>> start

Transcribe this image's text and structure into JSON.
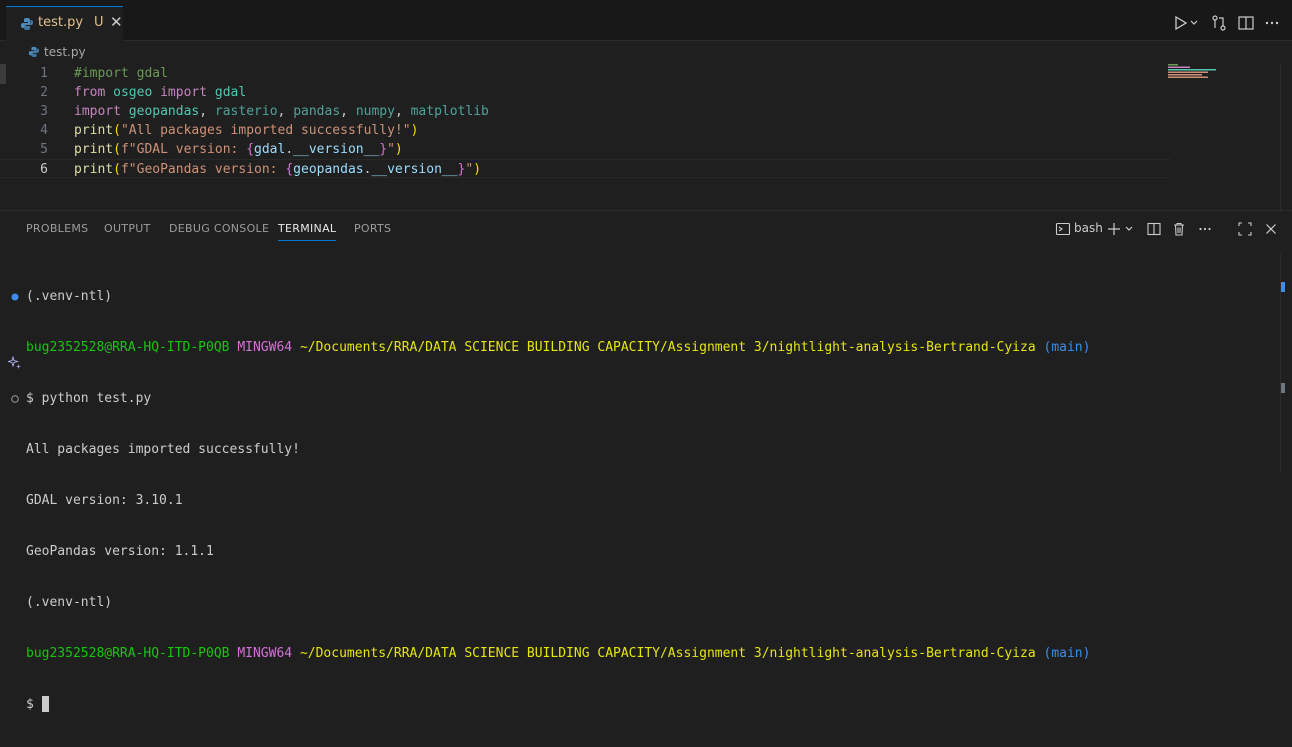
{
  "tab": {
    "filename": "test.py",
    "status": "U",
    "close": "✕"
  },
  "breadcrumb": {
    "file": "test.py"
  },
  "editor": {
    "line_numbers": [
      "1",
      "2",
      "3",
      "4",
      "5",
      "6"
    ],
    "lines": {
      "l1": {
        "comment": "#import gdal"
      },
      "l2": {
        "from": "from",
        "mod": "osgeo",
        "import": "import",
        "name": "gdal"
      },
      "l3": {
        "import": "import",
        "m1": "geopandas",
        "sep1": ", ",
        "m2": "rasterio",
        "sep2": ", ",
        "m3": "pandas",
        "sep3": ", ",
        "m4": "numpy",
        "sep4": ", ",
        "m5": "matplotlib"
      },
      "l4": {
        "fn": "print",
        "open": "(",
        "str": "\"All packages imported successfully!\"",
        "close": ")"
      },
      "l5": {
        "fn": "print",
        "open": "(",
        "pre": "f\"GDAL version: ",
        "bo": "{",
        "v1": "gdal",
        "dot": ".",
        "v2": "__version__",
        "bc": "}",
        "end": "\"",
        "close": ")"
      },
      "l6": {
        "fn": "print",
        "open": "(",
        "pre": "f\"GeoPandas version: ",
        "bo": "{",
        "v1": "geopandas",
        "dot": ".",
        "v2": "__version__",
        "bc": "}",
        "end": "\"",
        "close": ")"
      }
    }
  },
  "panel": {
    "tabs": [
      "PROBLEMS",
      "OUTPUT",
      "DEBUG CONSOLE",
      "TERMINAL",
      "PORTS"
    ],
    "active_tab": "TERMINAL",
    "shell": "bash"
  },
  "terminal": {
    "venv1": "(.venv-ntl)",
    "user": "bug2352528@RRA-HQ-ITD-P0QB",
    "shell_name": "MINGW64",
    "path": "~/Documents/RRA/DATA SCIENCE BUILDING CAPACITY/Assignment 3/nightlight-analysis-Bertrand-Cyiza",
    "branch": "(main)",
    "command": "$ python test.py",
    "out1": "All packages imported successfully!",
    "out2": "GDAL version: 3.10.1",
    "out3": "GeoPandas version: 1.1.1",
    "venv2": "(.venv-ntl)",
    "prompt": "$ "
  },
  "colors": {
    "accent": "#0078d4",
    "prompt_green": "#16c60c",
    "prompt_magenta": "#d670d6",
    "path_yellow": "#e5e510",
    "branch_blue": "#3b8eea"
  }
}
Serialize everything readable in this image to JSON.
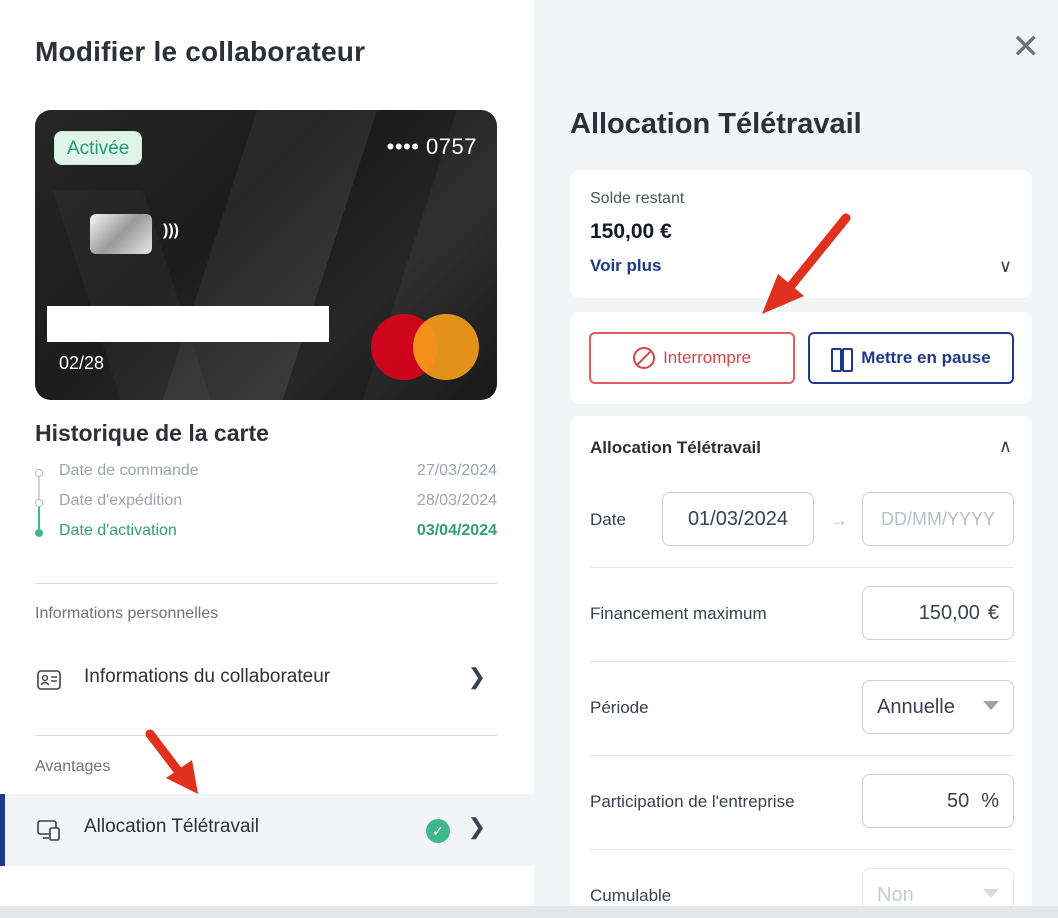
{
  "left_panel": {
    "title": "Modifier le collaborateur",
    "card": {
      "status_badge": "Activée",
      "number_masked": "•••• 0757",
      "expiry": "02/28",
      "brand": "mastercard"
    },
    "history": {
      "title": "Historique de la carte",
      "events": [
        {
          "label": "Date de commande",
          "date": "27/03/2024",
          "active": false
        },
        {
          "label": "Date d'expédition",
          "date": "28/03/2024",
          "active": false
        },
        {
          "label": "Date d'activation",
          "date": "03/04/2024",
          "active": true
        }
      ]
    },
    "personal_section": {
      "label": "Informations personnelles",
      "item_label": "Informations du collaborateur"
    },
    "benefits_section": {
      "label": "Avantages",
      "item_label": "Allocation Télétravail"
    }
  },
  "right_panel": {
    "title": "Allocation Télétravail",
    "balance": {
      "label": "Solde restant",
      "value": "150,00 €",
      "more_link": "Voir plus"
    },
    "actions": {
      "interrupt_label": "Interrompre",
      "pause_label": "Mettre en pause"
    },
    "form": {
      "header": "Allocation Télétravail",
      "date_label": "Date",
      "date_start": "01/03/2024",
      "date_end_placeholder": "DD/MM/YYYY",
      "max_funding_label": "Financement maximum",
      "max_funding_value": "150,00",
      "currency": "€",
      "period_label": "Période",
      "period_value": "Annuelle",
      "participation_label": "Participation de l'entreprise",
      "participation_value": "50",
      "percent": "%",
      "cumulable_label": "Cumulable",
      "cumulable_value": "Non"
    }
  },
  "colors": {
    "accent_navy": "#1e3a8a",
    "success_green": "#3fb98c",
    "danger_red": "#d64545",
    "annotation_red": "#e0301e"
  }
}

>> end

**Exercise directions**: Word for word, quote the lines above. Omit the pictures.

**Finished task**:
Transcribe this image's text and structure into JSON.
{
  "tab": {
    "filename": "test.py",
    "status": "U",
    "close": "✕"
  },
  "breadcrumb": {
    "file": "test.py"
  },
  "editor": {
    "line_numbers": [
      "1",
      "2",
      "3",
      "4",
      "5",
      "6"
    ],
    "lines": {
      "l1": {
        "comment": "#import gdal"
      },
      "l2": {
        "from": "from",
        "mod": "osgeo",
        "import": "import",
        "name": "gdal"
      },
      "l3": {
        "import": "import",
        "m1": "geopandas",
        "sep1": ", ",
        "m2": "rasterio",
        "sep2": ", ",
        "m3": "pandas",
        "sep3": ", ",
        "m4": "numpy",
        "sep4": ", ",
        "m5": "matplotlib"
      },
      "l4": {
        "fn": "print",
        "open": "(",
        "str": "\"All packages imported successfully!\"",
        "close": ")"
      },
      "l5": {
        "fn": "print",
        "open": "(",
        "pre": "f\"GDAL version: ",
        "bo": "{",
        "v1": "gdal",
        "dot": ".",
        "v2": "__version__",
        "bc": "}",
        "end": "\"",
        "close": ")"
      },
      "l6": {
        "fn": "print",
        "open": "(",
        "pre": "f\"GeoPandas version: ",
        "bo": "{",
        "v1": "geopandas",
        "dot": ".",
        "v2": "__version__",
        "bc": "}",
        "end": "\"",
        "close": ")"
      }
    }
  },
  "panel": {
    "tabs": [
      "PROBLEMS",
      "OUTPUT",
      "DEBUG CONSOLE",
      "TERMINAL",
      "PORTS"
    ],
    "active_tab": "TERMINAL",
    "shell": "bash"
  },
  "terminal": {
    "venv1": "(.venv-ntl)",
    "user": "bug2352528@RRA-HQ-ITD-P0QB",
    "shell_name": "MINGW64",
    "path": "~/Documents/RRA/DATA SCIENCE BUILDING CAPACITY/Assignment 3/nightlight-analysis-Bertrand-Cyiza",
    "branch": "(main)",
    "command": "$ python test.py",
    "out1": "All packages imported successfully!",
    "out2": "GDAL version: 3.10.1",
    "out3": "GeoPandas version: 1.1.1",
    "venv2": "(.venv-ntl)",
    "prompt": "$ "
  },
  "colors": {
    "accent": "#0078d4",
    "prompt_green": "#16c60c",
    "prompt_magenta": "#d670d6",
    "path_yellow": "#e5e510",
    "branch_blue": "#3b8eea"
  }
}
Serialize everything readable in this image to JSON.
{
  "left_panel": {
    "title": "Modifier le collaborateur",
    "card": {
      "status_badge": "Activée",
      "number_masked": "•••• 0757",
      "expiry": "02/28",
      "brand": "mastercard"
    },
    "history": {
      "title": "Historique de la carte",
      "events": [
        {
          "label": "Date de commande",
          "date": "27/03/2024",
          "active": false
        },
        {
          "label": "Date d'expédition",
          "date": "28/03/2024",
          "active": false
        },
        {
          "label": "Date d'activation",
          "date": "03/04/2024",
          "active": true
        }
      ]
    },
    "personal_section": {
      "label": "Informations personnelles",
      "item_label": "Informations du collaborateur"
    },
    "benefits_section": {
      "label": "Avantages",
      "item_label": "Allocation Télétravail"
    }
  },
  "right_panel": {
    "title": "Allocation Télétravail",
    "balance": {
      "label": "Solde restant",
      "value": "150,00 €",
      "more_link": "Voir plus"
    },
    "actions": {
      "interrupt_label": "Interrompre",
      "pause_label": "Mettre en pause"
    },
    "form": {
      "header": "Allocation Télétravail",
      "date_label": "Date",
      "date_start": "01/03/2024",
      "date_end_placeholder": "DD/MM/YYYY",
      "max_funding_label": "Financement maximum",
      "max_funding_value": "150,00",
      "currency": "€",
      "period_label": "Période",
      "period_value": "Annuelle",
      "participation_label": "Participation de l'entreprise",
      "participation_value": "50",
      "percent": "%",
      "cumulable_label": "Cumulable",
      "cumulable_value": "Non"
    }
  },
  "colors": {
    "accent_navy": "#1e3a8a",
    "success_green": "#3fb98c",
    "danger_red": "#d64545",
    "annotation_red": "#e0301e"
  }
}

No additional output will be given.